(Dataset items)
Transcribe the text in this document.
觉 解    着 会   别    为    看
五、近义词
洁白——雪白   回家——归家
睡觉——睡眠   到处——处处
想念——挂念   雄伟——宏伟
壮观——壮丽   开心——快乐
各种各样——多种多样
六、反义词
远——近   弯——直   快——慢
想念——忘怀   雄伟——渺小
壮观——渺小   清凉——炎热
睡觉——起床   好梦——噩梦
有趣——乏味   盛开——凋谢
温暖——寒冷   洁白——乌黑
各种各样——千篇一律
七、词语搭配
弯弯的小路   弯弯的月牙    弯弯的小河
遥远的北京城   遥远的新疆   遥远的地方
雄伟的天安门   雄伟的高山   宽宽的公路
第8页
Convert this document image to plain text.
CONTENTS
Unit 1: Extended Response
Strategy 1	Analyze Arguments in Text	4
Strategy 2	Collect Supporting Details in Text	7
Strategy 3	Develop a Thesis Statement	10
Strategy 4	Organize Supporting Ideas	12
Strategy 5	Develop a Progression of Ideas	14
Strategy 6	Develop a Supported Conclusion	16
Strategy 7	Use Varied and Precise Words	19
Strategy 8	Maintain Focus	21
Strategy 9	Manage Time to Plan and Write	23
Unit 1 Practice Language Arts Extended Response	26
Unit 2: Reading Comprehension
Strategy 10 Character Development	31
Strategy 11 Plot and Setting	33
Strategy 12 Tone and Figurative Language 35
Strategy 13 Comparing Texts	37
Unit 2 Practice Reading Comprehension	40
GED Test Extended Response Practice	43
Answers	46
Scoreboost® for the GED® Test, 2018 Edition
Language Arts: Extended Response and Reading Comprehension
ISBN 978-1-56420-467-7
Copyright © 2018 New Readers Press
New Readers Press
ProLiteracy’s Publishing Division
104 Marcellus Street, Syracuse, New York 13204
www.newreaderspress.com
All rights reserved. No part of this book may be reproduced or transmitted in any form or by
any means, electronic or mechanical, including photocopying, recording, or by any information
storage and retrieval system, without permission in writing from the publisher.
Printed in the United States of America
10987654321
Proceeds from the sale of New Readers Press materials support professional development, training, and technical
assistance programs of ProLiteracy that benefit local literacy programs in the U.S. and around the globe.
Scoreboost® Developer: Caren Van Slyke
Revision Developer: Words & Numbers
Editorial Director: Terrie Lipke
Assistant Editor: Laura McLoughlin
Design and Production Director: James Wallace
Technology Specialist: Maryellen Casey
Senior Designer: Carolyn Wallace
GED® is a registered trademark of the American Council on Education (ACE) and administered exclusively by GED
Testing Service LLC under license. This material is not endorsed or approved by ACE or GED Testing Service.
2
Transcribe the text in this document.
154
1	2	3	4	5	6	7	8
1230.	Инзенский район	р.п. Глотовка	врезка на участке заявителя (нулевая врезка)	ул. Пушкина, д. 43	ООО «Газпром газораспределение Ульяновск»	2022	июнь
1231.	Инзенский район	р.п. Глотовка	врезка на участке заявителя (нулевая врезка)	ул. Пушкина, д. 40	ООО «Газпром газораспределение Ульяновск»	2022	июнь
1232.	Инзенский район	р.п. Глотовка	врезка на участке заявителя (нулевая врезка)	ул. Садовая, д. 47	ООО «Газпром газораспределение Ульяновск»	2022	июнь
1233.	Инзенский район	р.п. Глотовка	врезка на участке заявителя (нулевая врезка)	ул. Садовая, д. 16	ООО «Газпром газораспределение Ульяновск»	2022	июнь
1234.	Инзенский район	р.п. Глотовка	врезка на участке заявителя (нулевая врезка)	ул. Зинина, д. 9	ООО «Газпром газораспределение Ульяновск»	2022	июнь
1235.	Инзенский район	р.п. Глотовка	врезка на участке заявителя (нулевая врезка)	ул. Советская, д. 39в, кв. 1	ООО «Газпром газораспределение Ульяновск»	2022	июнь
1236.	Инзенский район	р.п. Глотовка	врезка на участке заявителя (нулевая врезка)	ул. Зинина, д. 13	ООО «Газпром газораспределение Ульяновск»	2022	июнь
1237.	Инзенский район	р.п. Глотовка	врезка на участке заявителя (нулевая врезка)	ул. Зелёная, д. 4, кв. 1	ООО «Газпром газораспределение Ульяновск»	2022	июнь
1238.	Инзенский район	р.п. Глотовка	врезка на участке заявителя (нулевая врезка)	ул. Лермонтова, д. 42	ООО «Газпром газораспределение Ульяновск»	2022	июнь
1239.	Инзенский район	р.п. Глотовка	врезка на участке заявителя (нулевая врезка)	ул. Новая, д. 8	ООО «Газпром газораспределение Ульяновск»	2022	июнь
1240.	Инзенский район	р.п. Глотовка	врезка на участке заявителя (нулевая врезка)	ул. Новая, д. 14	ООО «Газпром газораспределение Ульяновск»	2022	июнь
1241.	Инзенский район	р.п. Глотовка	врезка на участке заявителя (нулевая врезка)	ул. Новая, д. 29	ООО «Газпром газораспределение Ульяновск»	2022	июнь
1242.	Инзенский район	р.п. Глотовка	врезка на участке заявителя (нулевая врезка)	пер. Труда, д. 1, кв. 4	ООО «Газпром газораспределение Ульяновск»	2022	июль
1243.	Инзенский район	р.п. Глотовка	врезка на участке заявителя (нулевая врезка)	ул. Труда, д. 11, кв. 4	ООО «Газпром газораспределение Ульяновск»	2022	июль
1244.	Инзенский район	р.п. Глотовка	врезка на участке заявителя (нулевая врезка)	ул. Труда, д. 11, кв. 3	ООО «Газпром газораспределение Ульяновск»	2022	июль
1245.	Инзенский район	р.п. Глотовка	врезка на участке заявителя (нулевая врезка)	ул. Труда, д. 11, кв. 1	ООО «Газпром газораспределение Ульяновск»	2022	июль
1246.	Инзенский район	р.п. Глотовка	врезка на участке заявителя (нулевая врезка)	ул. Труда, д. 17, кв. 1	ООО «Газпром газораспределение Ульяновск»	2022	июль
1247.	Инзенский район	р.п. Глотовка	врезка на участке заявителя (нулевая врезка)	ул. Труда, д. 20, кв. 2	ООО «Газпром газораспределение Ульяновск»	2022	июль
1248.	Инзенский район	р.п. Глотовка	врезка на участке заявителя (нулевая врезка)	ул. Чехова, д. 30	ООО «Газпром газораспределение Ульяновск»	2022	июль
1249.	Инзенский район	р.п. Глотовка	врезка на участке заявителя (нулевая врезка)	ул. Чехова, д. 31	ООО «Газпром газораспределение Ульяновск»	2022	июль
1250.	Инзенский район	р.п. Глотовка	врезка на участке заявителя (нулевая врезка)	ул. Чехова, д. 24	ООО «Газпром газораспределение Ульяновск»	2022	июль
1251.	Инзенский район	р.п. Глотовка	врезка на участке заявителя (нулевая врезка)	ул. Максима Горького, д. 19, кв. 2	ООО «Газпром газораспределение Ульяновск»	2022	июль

### EXERCISE:
Reproduce the listing in full. Keep it exactly as written.

### FINISHED TASK:
Transcribe the text in this document.
觉 解    着 会   别    为    看
五、近义词
洁白——雪白   回家——归家
睡觉——睡眠   到处——处处
想念——挂念   雄伟——宏伟
壮观——壮丽   开心——快乐
各种各样——多种多样
六、反义词
远——近   弯——直   快——慢
想念——忘怀   雄伟——渺小
壮观——渺小   清凉——炎热
睡觉——起床   好梦——噩梦
有趣——乏味   盛开——凋谢
温暖——寒冷   洁白——乌黑
各种各样——千篇一律
七、词语搭配
弯弯的小路   弯弯的月牙    弯弯的小河
遥远的北京城   遥远的新疆   遥远的地方
雄伟的天安门   雄伟的高山   宽宽的公路
第8页
Convert this document image to plain text.
CONTENTS
Unit 1: Extended Response
Strategy 1	Analyze Arguments in Text	4
Strategy 2	Collect Supporting Details in Text	7
Strategy 3	Develop a Thesis Statement	10
Strategy 4	Organize Supporting Ideas	12
Strategy 5	Develop a Progression of Ideas	14
Strategy 6	Develop a Supported Conclusion	16
Strategy 7	Use Varied and Precise Words	19
Strategy 8	Maintain Focus	21
Strategy 9	Manage Time to Plan and Write	23
Unit 1 Practice Language Arts Extended Response	26
Unit 2: Reading Comprehension
Strategy 10 Character Development	31
Strategy 11 Plot and Setting	33
Strategy 12 Tone and Figurative Language 35
Strategy 13 Comparing Texts	37
Unit 2 Practice Reading Comprehension	40
GED Test Extended Response Practice	43
Answers	46
Scoreboost® for the GED® Test, 2018 Edition
Language Arts: Extended Response and Reading Comprehension
ISBN 978-1-56420-467-7
Copyright © 2018 New Readers Press
New Readers Press
ProLiteracy’s Publishing Division
104 Marcellus Street, Syracuse, New York 13204
www.newreaderspress.com
All rights reserved. No part of this book may be reproduced or transmitted in any form or by
any means, electronic or mechanical, including photocopying, recording, or by any information
storage and retrieval system, without permission in writing from the publisher.
Printed in the United States of America
10987654321
Proceeds from the sale of New Readers Press materials support professional development, training, and technical
assistance programs of ProLiteracy that benefit local literacy programs in the U.S. and around the globe.
Scoreboost® Developer: Caren Van Slyke
Revision Developer: Words & Numbers
Editorial Director: Terrie Lipke
Assistant Editor: Laura McLoughlin
Design and Production Director: James Wallace
Technology Specialist: Maryellen Casey
Senior Designer: Carolyn Wallace
GED® is a registered trademark of the American Council on Education (ACE) and administered exclusively by GED
Testing Service LLC under license. This material is not endorsed or approved by ACE or GED Testing Service.
2
Transcribe the text in this document.
154
1	2	3	4	5	6	7	8
1230.	Инзенский район	р.п. Глотовка	врезка на участке заявителя (нулевая врезка)	ул. Пушкина, д. 43	ООО «Газпром газораспределение Ульяновск»	2022	июнь
1231.	Инзенский район	р.п. Глотовка	врезка на участке заявителя (нулевая врезка)	ул. Пушкина, д. 40	ООО «Газпром газораспределение Ульяновск»	2022	июнь
1232.	Инзенский район	р.п. Глотовка	врезка на участке заявителя (нулевая врезка)	ул. Садовая, д. 47	ООО «Газпром газораспределение Ульяновск»	2022	июнь
1233.	Инзенский район	р.п. Глотовка	врезка на участке заявителя (нулевая врезка)	ул. Садовая, д. 16	ООО «Газпром газораспределение Ульяновск»	2022	июнь
1234.	Инзенский район	р.п. Глотовка	врезка на участке заявителя (нулевая врезка)	ул. Зинина, д. 9	ООО «Газпром газораспределение Ульяновск»	2022	июнь
1235.	Инзенский район	р.п. Глотовка	врезка на участке заявителя (нулевая врезка)	ул. Советская, д. 39в, кв. 1	ООО «Газпром газораспределение Ульяновск»	2022	июнь
1236.	Инзенский район	р.п. Глотовка	врезка на участке заявителя (нулевая врезка)	ул. Зинина, д. 13	ООО «Газпром газораспределение Ульяновск»	2022	июнь
1237.	Инзенский район	р.п. Глотовка	врезка на участке заявителя (нулевая врезка)	ул. Зелёная, д. 4, кв. 1	ООО «Газпром газораспределение Ульяновск»	2022	июнь
1238.	Инзенский район	р.п. Глотовка	врезка на участке заявителя (нулевая врезка)	ул. Лермонтова, д. 42	ООО «Газпром газораспределение Ульяновск»	2022	июнь
1239.	Инзенский район	р.п. Глотовка	врезка на участке заявителя (нулевая врезка)	ул. Новая, д. 8	ООО «Газпром газораспределение Ульяновск»	2022	июнь
1240.	Инзенский район	р.п. Глотовка	врезка на участке заявителя (нулевая врезка)	ул. Новая, д. 14	ООО «Газпром газораспределение Ульяновск»	2022	июнь
1241.	Инзенский район	р.п. Глотовка	врезка на участке заявителя (нулевая врезка)	ул. Новая, д. 29	ООО «Газпром газораспределение Ульяновск»	2022	июнь
1242.	Инзенский район	р.п. Глотовка	врезка на участке заявителя (нулевая врезка)	пер. Труда, д. 1, кв. 4	ООО «Газпром газораспределение Ульяновск»	2022	июль
1243.	Инзенский район	р.п. Глотовка	врезка на участке заявителя (нулевая врезка)	ул. Труда, д. 11, кв. 4	ООО «Газпром газораспределение Ульяновск»	2022	июль
1244.	Инзенский район	р.п. Глотовка	врезка на участке заявителя (нулевая врезка)	ул. Труда, д. 11, кв. 3	ООО «Газпром газораспределение Ульяновск»	2022	июль
1245.	Инзенский район	р.п. Глотовка	врезка на участке заявителя (нулевая врезка)	ул. Труда, д. 11, кв. 1	ООО «Газпром газораспределение Ульяновск»	2022	июль
1246.	Инзенский район	р.п. Глотовка	врезка на участке заявителя (нулевая врезка)	ул. Труда, д. 17, кв. 1	ООО «Газпром газораспределение Ульяновск»	2022	июль
1247.	Инзенский район	р.п. Глотовка	врезка на участке заявителя (нулевая врезка)	ул. Труда, д. 20, кв. 2	ООО «Газпром газораспределение Ульяновск»	2022	июль
1248.	Инзенский район	р.п. Глотовка	врезка на участке заявителя (нулевая врезка)	ул. Чехова, д. 30	ООО «Газпром газораспределение Ульяновск»	2022	июль
1249.	Инзенский район	р.п. Глотовка	врезка на участке заявителя (нулевая врезка)	ул. Чехова, д. 31	ООО «Газпром газораспределение Ульяновск»	2022	июль
1250.	Инзенский район	р.п. Глотовка	врезка на участке заявителя (нулевая врезка)	ул. Чехова, д. 24	ООО «Газпром газораспределение Ульяновск»	2022	июль
1251.	Инзенский район	р.п. Глотовка	врезка на участке заявителя (нулевая врезка)	ул. Максима Горького, д. 19, кв. 2	ООО «Газпром газораспределение Ульяновск»	2022	июль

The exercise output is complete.